● Task details
Return the material exactly as supplied, apart from the pictures, which are omitted.

>> Start Record extracts

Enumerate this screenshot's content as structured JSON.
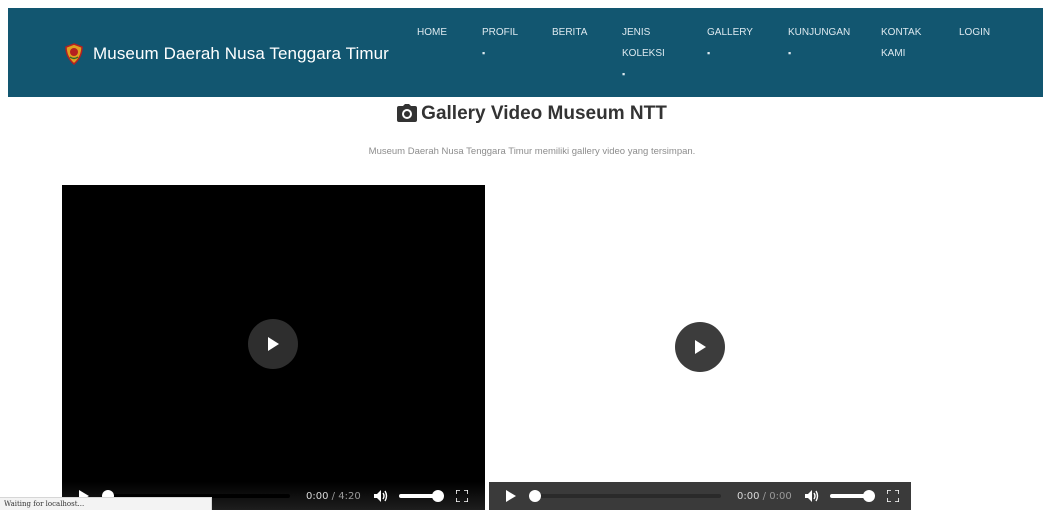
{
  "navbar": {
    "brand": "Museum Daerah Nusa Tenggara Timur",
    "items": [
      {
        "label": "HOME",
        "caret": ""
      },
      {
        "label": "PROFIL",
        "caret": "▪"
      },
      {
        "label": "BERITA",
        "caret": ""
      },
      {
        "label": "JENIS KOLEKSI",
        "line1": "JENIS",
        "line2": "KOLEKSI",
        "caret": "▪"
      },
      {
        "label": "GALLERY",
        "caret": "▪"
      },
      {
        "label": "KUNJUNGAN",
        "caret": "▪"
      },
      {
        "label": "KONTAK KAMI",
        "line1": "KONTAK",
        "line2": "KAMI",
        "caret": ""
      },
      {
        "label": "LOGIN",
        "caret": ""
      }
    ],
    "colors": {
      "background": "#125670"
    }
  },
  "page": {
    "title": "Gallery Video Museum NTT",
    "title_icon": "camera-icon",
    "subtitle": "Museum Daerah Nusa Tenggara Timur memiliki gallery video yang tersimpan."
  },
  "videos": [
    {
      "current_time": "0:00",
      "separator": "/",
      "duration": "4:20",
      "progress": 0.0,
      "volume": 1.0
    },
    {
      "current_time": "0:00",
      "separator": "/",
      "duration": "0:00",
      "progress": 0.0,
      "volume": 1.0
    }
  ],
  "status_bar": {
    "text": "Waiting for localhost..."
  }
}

>> End Record extracts

● Task response
Enumerate this screenshot's content as structured JSON.
{
  "navbar": {
    "brand": "Museum Daerah Nusa Tenggara Timur",
    "items": [
      {
        "label": "HOME",
        "caret": ""
      },
      {
        "label": "PROFIL",
        "caret": "▪"
      },
      {
        "label": "BERITA",
        "caret": ""
      },
      {
        "label": "JENIS KOLEKSI",
        "line1": "JENIS",
        "line2": "KOLEKSI",
        "caret": "▪"
      },
      {
        "label": "GALLERY",
        "caret": "▪"
      },
      {
        "label": "KUNJUNGAN",
        "caret": "▪"
      },
      {
        "label": "KONTAK KAMI",
        "line1": "KONTAK",
        "line2": "KAMI",
        "caret": ""
      },
      {
        "label": "LOGIN",
        "caret": ""
      }
    ],
    "colors": {
      "background": "#125670"
    }
  },
  "page": {
    "title": "Gallery Video Museum NTT",
    "title_icon": "camera-icon",
    "subtitle": "Museum Daerah Nusa Tenggara Timur memiliki gallery video yang tersimpan."
  },
  "videos": [
    {
      "current_time": "0:00",
      "separator": "/",
      "duration": "4:20",
      "progress": 0.0,
      "volume": 1.0
    },
    {
      "current_time": "0:00",
      "separator": "/",
      "duration": "0:00",
      "progress": 0.0,
      "volume": 1.0
    }
  ],
  "status_bar": {
    "text": "Waiting for localhost..."
  }
}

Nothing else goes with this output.